- [Goal of the exercise]
Filter the records below for the word "Week". Copy each line that holds it.

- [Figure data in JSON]
◇ ◇ ◇ ◇ ◇

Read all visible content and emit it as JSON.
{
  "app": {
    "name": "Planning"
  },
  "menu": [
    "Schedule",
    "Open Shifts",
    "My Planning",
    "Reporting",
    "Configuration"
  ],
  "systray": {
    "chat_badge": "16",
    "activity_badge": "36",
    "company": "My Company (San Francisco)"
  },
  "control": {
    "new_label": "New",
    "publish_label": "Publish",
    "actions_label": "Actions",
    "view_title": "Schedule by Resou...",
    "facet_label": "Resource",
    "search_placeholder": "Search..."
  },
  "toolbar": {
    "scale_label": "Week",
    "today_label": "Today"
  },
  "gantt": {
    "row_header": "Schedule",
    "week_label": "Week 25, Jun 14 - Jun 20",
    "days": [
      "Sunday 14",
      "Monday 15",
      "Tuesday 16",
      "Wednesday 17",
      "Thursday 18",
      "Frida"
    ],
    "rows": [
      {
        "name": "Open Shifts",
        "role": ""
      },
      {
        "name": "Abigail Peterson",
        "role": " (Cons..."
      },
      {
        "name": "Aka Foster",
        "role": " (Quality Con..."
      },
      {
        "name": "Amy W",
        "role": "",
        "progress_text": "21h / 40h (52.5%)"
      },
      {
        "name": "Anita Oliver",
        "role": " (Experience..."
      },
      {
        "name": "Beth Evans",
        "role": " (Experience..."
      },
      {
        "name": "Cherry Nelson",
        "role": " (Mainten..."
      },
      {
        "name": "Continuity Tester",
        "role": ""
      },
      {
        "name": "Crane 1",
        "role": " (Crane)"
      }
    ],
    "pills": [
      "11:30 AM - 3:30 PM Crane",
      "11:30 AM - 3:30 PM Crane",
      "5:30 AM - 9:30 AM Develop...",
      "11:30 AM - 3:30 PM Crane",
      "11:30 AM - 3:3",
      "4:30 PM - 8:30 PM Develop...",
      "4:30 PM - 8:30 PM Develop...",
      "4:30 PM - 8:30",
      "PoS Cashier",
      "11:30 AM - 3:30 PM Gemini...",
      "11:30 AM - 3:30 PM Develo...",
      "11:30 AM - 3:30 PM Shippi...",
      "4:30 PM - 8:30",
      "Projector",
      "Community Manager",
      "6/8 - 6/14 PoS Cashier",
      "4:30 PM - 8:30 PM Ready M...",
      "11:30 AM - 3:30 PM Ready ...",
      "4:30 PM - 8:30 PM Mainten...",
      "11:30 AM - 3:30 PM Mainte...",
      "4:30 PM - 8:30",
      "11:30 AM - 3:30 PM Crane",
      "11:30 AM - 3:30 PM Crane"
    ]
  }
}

◇ ◇ ◇ ◇ ◇

- [Written answer]
    "scale_label": "Week",
    "week_label": "Week 25, Jun 14 - Jun 20",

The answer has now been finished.